** Set task **
Look through the entries and report how many lines include the word "Uhlandstr". Give the number alone.

[Start Supplied records]

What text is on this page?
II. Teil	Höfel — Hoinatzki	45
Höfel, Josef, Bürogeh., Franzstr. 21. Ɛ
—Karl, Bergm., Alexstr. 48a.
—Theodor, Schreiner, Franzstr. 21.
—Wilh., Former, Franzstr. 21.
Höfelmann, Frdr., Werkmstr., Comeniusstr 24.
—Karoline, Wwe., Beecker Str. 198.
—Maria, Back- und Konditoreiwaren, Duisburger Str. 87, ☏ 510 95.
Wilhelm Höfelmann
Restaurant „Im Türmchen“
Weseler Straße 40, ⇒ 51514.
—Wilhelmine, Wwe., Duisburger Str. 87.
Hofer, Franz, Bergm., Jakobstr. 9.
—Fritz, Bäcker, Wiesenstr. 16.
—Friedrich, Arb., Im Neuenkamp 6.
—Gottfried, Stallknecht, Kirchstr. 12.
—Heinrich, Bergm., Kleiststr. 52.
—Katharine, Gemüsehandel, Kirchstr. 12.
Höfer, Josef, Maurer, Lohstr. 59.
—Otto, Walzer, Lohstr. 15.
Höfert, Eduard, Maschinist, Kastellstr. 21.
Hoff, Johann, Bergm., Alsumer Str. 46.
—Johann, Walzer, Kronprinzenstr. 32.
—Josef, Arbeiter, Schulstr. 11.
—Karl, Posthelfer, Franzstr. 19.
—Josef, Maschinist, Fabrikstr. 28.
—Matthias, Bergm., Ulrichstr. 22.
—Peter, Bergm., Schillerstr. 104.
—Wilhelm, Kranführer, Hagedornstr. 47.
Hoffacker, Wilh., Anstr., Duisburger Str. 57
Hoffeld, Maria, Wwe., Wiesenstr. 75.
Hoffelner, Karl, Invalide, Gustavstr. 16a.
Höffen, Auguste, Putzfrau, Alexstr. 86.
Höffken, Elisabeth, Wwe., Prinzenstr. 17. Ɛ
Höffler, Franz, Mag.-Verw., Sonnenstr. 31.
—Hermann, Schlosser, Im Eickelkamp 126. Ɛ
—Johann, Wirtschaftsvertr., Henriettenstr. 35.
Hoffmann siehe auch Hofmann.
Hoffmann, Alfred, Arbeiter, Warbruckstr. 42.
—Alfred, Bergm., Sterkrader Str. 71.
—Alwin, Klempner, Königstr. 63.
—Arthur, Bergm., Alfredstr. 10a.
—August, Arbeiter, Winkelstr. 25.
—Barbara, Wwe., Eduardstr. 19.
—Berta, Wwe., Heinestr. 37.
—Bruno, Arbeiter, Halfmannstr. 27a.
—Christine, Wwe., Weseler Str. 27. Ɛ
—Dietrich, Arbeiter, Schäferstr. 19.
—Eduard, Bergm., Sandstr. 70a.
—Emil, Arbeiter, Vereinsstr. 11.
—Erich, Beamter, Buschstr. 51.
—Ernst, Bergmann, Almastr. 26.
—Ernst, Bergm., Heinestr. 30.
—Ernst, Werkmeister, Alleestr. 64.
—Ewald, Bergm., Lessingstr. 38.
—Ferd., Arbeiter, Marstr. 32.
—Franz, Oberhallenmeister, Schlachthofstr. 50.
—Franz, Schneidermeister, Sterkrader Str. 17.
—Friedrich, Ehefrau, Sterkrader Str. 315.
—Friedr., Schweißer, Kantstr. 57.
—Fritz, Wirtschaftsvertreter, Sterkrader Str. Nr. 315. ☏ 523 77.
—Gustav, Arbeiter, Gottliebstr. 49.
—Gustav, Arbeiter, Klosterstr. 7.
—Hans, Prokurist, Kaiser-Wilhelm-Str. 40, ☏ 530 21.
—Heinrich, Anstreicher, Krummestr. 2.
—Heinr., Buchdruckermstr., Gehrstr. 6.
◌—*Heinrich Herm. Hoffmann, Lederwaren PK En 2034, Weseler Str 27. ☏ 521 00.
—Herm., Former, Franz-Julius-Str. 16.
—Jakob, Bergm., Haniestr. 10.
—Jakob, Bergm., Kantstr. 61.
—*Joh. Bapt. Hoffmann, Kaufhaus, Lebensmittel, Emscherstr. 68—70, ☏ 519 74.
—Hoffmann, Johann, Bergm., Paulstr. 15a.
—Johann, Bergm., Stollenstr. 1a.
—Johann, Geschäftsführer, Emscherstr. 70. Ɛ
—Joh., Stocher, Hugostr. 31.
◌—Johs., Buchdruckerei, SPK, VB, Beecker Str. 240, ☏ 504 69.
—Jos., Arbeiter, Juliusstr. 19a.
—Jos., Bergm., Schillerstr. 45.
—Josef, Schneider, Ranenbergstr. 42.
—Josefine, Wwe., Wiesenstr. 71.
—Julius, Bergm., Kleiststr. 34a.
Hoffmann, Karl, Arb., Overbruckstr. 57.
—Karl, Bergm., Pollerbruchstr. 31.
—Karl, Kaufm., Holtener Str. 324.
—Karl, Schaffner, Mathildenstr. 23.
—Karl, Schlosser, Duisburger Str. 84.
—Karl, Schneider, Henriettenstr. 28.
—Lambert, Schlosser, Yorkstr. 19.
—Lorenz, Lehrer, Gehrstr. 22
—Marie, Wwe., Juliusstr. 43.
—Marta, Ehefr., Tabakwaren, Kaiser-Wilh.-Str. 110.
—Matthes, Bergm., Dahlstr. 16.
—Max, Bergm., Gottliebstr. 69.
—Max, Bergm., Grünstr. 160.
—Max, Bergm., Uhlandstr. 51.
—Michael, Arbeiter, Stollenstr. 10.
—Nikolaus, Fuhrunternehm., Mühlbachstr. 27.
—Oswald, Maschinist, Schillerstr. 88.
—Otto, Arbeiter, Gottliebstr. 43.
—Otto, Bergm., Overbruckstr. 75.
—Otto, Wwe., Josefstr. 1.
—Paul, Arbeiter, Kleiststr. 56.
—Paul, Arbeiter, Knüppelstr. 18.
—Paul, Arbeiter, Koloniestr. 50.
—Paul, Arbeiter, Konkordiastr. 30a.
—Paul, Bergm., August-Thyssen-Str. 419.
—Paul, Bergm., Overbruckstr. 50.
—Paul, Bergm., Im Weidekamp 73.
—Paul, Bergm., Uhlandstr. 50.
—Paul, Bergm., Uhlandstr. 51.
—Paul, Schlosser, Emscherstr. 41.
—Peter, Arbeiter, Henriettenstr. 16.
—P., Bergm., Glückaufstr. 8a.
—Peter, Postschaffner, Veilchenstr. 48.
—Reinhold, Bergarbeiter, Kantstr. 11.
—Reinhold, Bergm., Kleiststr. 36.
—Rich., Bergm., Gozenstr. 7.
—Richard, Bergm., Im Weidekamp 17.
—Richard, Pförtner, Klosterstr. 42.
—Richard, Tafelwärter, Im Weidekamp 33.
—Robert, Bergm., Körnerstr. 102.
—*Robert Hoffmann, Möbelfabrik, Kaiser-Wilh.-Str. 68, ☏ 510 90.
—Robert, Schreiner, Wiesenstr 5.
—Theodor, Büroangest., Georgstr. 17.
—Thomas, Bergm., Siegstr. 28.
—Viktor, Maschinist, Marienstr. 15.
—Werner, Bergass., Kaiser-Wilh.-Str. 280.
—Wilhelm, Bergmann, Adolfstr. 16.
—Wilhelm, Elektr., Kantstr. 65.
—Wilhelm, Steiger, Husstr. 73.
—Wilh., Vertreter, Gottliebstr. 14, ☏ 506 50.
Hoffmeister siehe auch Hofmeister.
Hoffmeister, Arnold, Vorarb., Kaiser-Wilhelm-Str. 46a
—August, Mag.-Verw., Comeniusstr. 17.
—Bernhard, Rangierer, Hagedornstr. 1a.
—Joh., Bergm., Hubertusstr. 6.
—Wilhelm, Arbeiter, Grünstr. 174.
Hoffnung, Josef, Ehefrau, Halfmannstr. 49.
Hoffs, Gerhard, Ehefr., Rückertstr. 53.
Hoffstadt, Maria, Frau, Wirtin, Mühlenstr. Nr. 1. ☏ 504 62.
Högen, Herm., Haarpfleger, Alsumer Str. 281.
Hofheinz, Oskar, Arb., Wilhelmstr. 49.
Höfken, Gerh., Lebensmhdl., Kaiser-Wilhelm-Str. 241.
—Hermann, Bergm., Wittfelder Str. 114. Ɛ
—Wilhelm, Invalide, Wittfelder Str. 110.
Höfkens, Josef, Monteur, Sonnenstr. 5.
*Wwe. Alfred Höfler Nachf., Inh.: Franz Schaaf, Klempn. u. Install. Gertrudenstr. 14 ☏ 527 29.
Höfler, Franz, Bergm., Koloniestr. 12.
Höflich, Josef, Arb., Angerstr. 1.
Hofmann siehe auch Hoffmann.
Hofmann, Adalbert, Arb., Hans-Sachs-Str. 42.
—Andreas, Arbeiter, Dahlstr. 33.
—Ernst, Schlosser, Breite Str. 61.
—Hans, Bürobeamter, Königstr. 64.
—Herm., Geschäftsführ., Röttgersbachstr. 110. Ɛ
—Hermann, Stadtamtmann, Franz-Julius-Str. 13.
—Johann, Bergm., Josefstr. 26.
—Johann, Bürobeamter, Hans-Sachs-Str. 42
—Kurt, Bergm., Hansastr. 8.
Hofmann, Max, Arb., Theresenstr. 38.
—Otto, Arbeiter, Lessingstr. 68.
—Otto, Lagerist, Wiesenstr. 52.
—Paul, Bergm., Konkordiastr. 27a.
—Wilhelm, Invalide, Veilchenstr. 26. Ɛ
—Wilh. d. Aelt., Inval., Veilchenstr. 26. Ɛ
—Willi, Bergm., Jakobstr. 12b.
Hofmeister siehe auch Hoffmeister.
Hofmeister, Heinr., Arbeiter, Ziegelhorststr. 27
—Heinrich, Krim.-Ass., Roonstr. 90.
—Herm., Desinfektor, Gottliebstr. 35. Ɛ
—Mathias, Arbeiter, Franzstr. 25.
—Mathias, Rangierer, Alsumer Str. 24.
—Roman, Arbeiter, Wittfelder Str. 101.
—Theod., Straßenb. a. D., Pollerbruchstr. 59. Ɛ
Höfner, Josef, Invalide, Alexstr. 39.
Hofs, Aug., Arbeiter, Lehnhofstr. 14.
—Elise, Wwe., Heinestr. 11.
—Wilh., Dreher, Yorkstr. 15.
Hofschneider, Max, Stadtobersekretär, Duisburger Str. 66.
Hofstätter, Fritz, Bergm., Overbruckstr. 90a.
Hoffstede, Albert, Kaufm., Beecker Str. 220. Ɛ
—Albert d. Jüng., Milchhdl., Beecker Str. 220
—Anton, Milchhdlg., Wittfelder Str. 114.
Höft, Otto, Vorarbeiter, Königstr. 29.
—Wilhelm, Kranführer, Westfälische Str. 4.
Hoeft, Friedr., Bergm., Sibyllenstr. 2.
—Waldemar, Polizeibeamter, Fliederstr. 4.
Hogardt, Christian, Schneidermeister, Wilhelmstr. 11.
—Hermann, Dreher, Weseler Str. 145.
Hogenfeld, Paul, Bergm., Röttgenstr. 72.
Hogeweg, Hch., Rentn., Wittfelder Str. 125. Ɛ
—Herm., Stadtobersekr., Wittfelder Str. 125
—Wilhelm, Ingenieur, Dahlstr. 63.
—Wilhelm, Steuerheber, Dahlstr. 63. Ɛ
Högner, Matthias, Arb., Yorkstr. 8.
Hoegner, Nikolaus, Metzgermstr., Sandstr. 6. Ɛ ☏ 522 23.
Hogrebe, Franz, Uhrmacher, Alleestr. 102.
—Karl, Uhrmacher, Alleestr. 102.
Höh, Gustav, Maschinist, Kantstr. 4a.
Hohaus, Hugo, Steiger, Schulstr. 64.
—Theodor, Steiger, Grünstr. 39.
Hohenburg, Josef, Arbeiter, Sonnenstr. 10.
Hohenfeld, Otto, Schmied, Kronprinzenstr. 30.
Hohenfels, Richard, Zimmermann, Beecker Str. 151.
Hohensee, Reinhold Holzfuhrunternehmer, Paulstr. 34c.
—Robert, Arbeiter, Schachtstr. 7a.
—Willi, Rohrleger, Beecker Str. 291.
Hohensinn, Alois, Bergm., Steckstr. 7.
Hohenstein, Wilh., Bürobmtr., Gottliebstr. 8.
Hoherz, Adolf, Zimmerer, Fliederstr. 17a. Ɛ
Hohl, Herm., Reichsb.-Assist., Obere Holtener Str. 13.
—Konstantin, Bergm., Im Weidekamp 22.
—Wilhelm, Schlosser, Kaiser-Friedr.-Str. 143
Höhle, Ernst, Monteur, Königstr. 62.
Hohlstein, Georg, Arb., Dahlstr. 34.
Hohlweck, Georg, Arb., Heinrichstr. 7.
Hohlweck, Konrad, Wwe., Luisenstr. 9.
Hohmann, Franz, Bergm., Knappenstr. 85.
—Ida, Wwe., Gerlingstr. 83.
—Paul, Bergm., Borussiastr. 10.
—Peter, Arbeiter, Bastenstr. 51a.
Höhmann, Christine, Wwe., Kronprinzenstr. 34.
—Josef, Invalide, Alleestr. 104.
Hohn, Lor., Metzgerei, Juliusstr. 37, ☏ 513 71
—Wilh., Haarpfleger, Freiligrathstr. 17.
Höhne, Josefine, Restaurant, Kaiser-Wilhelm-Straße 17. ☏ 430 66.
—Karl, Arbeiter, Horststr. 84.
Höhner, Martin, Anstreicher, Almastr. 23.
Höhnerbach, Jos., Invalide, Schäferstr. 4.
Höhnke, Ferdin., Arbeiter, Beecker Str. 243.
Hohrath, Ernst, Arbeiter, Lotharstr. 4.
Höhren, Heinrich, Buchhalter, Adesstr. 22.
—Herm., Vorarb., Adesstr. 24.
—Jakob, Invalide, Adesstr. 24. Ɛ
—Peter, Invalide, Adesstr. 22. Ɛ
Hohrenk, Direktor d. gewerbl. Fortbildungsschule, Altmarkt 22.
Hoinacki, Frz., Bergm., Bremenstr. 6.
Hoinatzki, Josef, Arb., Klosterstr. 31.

[End Supplied records]

** Worked answer **
3